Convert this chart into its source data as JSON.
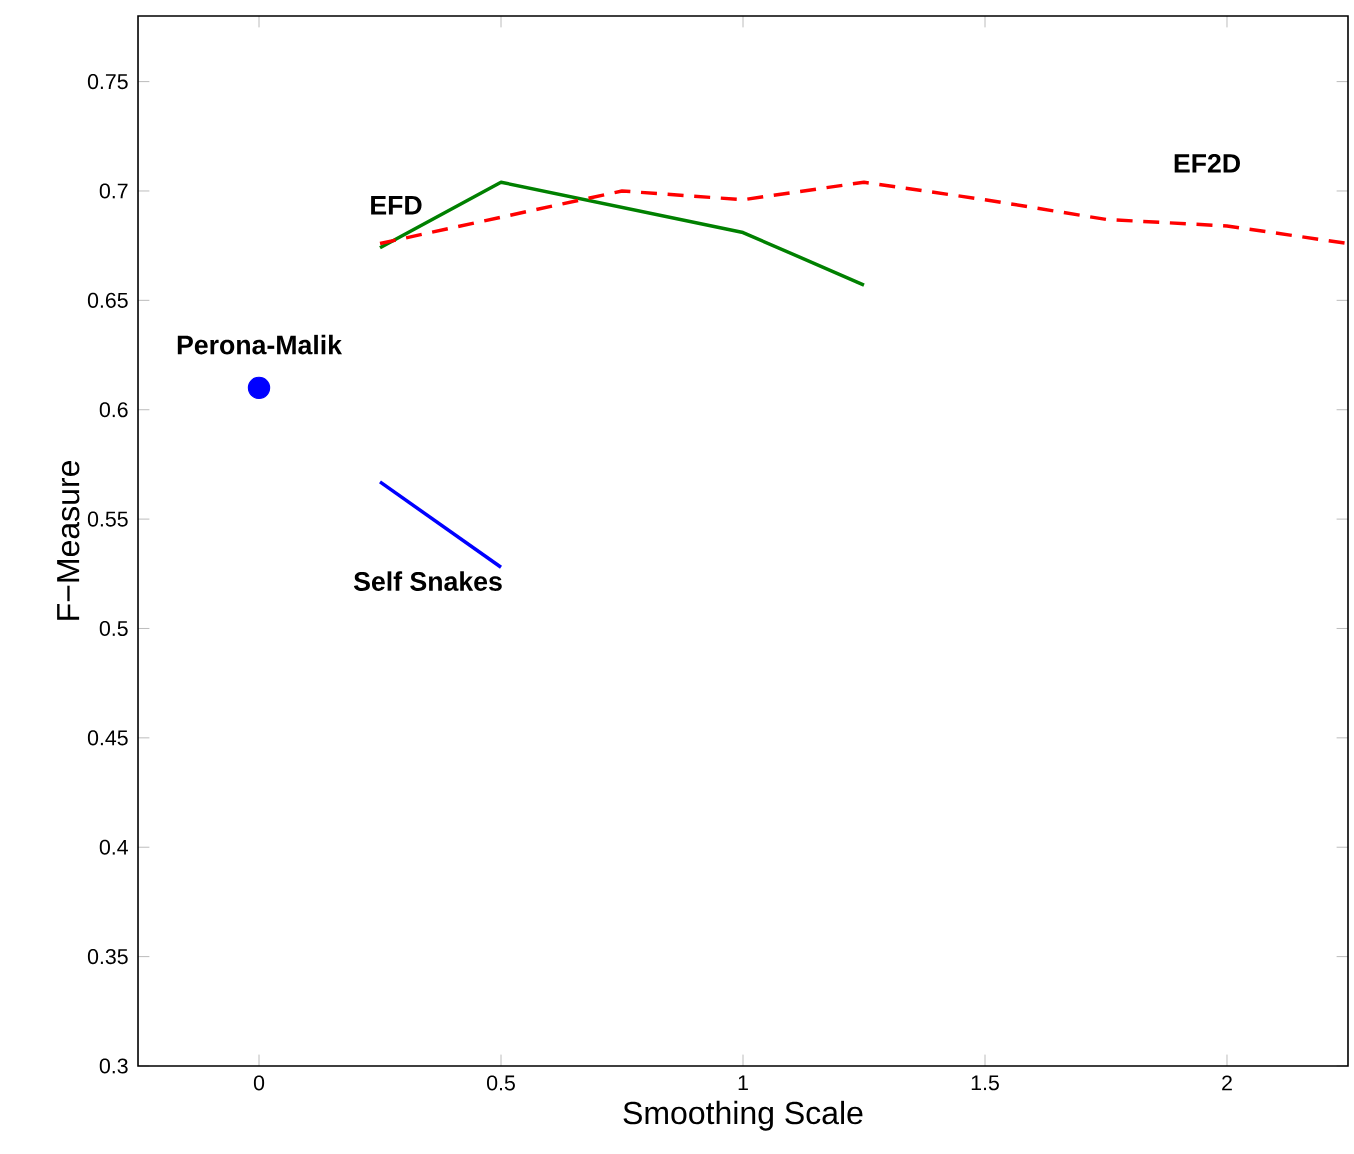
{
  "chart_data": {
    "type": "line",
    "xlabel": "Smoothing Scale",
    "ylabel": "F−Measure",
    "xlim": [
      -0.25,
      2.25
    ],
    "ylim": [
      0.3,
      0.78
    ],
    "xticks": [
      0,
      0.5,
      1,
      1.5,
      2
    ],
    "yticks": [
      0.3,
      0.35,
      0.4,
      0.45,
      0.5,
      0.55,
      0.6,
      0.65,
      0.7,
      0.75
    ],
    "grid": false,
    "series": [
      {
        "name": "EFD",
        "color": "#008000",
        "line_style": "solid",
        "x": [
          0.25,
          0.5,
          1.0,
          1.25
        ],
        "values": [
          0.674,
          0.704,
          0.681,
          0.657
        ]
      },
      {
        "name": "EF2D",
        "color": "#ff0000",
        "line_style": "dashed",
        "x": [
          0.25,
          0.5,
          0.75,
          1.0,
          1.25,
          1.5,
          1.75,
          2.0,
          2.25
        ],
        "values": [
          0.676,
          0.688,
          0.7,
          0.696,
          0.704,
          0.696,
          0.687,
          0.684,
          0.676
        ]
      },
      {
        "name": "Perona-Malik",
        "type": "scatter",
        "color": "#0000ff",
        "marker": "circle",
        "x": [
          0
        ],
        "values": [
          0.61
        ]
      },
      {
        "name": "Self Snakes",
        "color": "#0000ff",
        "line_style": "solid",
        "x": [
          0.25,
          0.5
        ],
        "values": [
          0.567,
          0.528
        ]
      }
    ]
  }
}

——

* Written instruction
Could you repeat all of the material exactly? Pictures should not be copied.

* Exercise result
Convert this chart into its source data as JSON.
{
  "chart_data": {
    "type": "line",
    "xlabel": "Smoothing Scale",
    "ylabel": "F−Measure",
    "xlim": [
      -0.25,
      2.25
    ],
    "ylim": [
      0.3,
      0.78
    ],
    "xticks": [
      0,
      0.5,
      1,
      1.5,
      2
    ],
    "yticks": [
      0.3,
      0.35,
      0.4,
      0.45,
      0.5,
      0.55,
      0.6,
      0.65,
      0.7,
      0.75
    ],
    "grid": false,
    "series": [
      {
        "name": "EFD",
        "color": "#008000",
        "line_style": "solid",
        "x": [
          0.25,
          0.5,
          1.0,
          1.25
        ],
        "values": [
          0.674,
          0.704,
          0.681,
          0.657
        ]
      },
      {
        "name": "EF2D",
        "color": "#ff0000",
        "line_style": "dashed",
        "x": [
          0.25,
          0.5,
          0.75,
          1.0,
          1.25,
          1.5,
          1.75,
          2.0,
          2.25
        ],
        "values": [
          0.676,
          0.688,
          0.7,
          0.696,
          0.704,
          0.696,
          0.687,
          0.684,
          0.676
        ]
      },
      {
        "name": "Perona-Malik",
        "type": "scatter",
        "color": "#0000ff",
        "marker": "circle",
        "x": [
          0
        ],
        "values": [
          0.61
        ]
      },
      {
        "name": "Self Snakes",
        "color": "#0000ff",
        "line_style": "solid",
        "x": [
          0.25,
          0.5
        ],
        "values": [
          0.567,
          0.528
        ]
      }
    ]
  }
}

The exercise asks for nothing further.